Read the listing below and copy out every line that holds "оказывается".
## BEGIN Dataset excerpts
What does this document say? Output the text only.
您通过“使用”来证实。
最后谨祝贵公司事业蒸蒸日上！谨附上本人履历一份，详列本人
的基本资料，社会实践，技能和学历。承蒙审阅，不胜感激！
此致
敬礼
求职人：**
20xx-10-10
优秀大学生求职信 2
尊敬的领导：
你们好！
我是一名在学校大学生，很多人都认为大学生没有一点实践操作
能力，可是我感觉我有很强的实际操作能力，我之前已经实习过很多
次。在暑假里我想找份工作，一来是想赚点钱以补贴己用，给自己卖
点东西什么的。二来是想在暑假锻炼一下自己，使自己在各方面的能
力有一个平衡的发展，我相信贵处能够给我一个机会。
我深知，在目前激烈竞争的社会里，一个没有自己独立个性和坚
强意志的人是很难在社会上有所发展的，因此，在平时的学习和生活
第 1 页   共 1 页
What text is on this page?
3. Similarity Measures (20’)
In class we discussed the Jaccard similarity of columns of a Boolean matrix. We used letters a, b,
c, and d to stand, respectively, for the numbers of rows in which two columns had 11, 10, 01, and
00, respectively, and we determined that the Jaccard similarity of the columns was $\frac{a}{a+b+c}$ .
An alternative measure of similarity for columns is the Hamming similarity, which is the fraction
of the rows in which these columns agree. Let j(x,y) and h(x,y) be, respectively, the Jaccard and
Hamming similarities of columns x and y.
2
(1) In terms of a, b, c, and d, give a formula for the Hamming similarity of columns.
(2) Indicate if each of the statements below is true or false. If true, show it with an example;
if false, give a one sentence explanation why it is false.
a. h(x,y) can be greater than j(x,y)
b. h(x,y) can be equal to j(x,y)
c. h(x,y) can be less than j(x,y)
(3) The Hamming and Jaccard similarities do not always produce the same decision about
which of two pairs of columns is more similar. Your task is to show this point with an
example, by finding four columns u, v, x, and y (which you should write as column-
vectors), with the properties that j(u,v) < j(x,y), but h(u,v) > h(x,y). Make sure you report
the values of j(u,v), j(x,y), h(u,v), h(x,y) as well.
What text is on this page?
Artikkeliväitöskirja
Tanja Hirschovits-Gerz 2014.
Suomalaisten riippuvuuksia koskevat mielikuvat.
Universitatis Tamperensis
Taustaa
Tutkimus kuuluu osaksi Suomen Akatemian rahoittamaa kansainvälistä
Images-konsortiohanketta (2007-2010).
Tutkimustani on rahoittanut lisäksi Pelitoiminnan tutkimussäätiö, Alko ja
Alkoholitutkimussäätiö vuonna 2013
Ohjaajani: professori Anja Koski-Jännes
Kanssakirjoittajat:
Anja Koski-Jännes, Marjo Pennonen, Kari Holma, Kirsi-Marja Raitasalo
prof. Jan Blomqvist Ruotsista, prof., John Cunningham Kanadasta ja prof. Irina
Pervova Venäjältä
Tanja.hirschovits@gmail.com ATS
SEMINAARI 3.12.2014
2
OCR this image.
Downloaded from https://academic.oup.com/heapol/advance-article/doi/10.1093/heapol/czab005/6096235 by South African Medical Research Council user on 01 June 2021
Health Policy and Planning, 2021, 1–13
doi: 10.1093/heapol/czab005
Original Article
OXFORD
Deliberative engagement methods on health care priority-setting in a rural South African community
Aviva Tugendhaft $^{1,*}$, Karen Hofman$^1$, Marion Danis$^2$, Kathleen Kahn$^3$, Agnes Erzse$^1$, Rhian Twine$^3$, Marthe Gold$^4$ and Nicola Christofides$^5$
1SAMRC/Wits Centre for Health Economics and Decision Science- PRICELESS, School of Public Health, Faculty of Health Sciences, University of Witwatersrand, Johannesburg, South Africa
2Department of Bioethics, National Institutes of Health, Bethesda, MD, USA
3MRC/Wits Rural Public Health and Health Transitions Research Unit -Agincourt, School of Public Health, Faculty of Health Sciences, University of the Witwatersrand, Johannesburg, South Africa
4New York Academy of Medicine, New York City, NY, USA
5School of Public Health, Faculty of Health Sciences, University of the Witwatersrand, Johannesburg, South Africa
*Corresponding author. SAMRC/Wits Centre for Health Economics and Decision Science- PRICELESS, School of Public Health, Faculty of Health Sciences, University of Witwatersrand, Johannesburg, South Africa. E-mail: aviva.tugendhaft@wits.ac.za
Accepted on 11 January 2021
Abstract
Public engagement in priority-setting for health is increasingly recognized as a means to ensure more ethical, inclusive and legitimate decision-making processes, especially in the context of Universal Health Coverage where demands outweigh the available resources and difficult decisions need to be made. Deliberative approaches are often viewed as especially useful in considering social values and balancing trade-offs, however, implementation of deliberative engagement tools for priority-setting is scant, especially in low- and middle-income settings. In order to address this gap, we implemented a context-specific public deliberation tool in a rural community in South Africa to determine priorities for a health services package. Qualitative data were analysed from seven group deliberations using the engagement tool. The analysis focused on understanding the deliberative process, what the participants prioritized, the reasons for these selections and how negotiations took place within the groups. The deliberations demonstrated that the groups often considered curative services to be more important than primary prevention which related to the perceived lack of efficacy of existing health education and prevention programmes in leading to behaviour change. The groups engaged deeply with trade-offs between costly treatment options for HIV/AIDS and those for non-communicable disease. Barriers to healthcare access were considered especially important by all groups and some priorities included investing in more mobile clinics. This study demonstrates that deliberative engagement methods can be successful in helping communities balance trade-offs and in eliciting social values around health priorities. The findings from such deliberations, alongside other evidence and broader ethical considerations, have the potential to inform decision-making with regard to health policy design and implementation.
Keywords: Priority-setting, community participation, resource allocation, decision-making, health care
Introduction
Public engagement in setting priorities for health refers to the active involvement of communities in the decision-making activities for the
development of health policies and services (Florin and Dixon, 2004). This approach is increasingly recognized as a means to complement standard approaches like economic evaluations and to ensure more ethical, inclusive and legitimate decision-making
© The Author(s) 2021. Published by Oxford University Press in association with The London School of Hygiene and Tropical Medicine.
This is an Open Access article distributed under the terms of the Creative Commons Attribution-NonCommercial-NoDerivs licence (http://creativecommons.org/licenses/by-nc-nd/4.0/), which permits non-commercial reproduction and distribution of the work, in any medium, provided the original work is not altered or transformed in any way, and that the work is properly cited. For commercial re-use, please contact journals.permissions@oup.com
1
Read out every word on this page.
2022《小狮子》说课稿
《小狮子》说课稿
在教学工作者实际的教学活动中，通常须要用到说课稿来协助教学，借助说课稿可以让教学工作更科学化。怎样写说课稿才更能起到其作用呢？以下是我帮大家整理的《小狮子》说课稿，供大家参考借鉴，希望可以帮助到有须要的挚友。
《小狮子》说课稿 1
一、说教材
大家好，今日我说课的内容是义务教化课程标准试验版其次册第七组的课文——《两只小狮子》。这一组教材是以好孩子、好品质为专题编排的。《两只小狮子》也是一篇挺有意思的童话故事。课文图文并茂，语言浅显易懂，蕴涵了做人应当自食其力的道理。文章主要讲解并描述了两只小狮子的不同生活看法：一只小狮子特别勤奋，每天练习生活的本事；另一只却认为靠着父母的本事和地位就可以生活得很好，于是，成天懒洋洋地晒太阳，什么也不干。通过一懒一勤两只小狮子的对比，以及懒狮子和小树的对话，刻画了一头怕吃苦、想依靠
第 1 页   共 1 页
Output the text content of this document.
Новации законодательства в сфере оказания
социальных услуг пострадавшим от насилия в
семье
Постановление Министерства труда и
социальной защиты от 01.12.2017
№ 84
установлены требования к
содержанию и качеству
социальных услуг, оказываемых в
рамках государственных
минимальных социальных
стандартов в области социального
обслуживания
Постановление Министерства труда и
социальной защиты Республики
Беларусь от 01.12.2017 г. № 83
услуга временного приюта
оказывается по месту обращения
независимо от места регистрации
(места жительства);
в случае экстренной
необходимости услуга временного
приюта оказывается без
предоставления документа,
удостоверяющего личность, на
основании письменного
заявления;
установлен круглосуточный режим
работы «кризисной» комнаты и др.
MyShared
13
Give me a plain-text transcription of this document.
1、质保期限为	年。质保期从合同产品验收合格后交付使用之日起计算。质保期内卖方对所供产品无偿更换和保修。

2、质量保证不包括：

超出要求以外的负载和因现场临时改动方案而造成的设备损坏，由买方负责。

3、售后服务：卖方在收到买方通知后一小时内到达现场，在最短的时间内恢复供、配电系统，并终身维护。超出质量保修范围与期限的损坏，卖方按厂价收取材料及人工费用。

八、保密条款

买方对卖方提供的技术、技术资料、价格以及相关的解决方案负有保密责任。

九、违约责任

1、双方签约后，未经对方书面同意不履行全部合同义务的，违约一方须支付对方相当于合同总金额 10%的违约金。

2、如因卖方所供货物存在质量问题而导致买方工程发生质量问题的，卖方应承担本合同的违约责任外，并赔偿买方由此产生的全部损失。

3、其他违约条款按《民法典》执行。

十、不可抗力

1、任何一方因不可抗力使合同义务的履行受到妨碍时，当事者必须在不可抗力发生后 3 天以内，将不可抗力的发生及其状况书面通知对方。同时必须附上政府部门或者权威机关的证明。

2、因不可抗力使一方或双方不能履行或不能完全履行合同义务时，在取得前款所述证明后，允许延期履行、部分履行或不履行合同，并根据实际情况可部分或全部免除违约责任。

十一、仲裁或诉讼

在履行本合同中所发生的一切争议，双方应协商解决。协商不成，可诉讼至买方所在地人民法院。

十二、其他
## END Dataset excerpts
**Problem solution**
оказывается по месту обращения
приюта оказывается без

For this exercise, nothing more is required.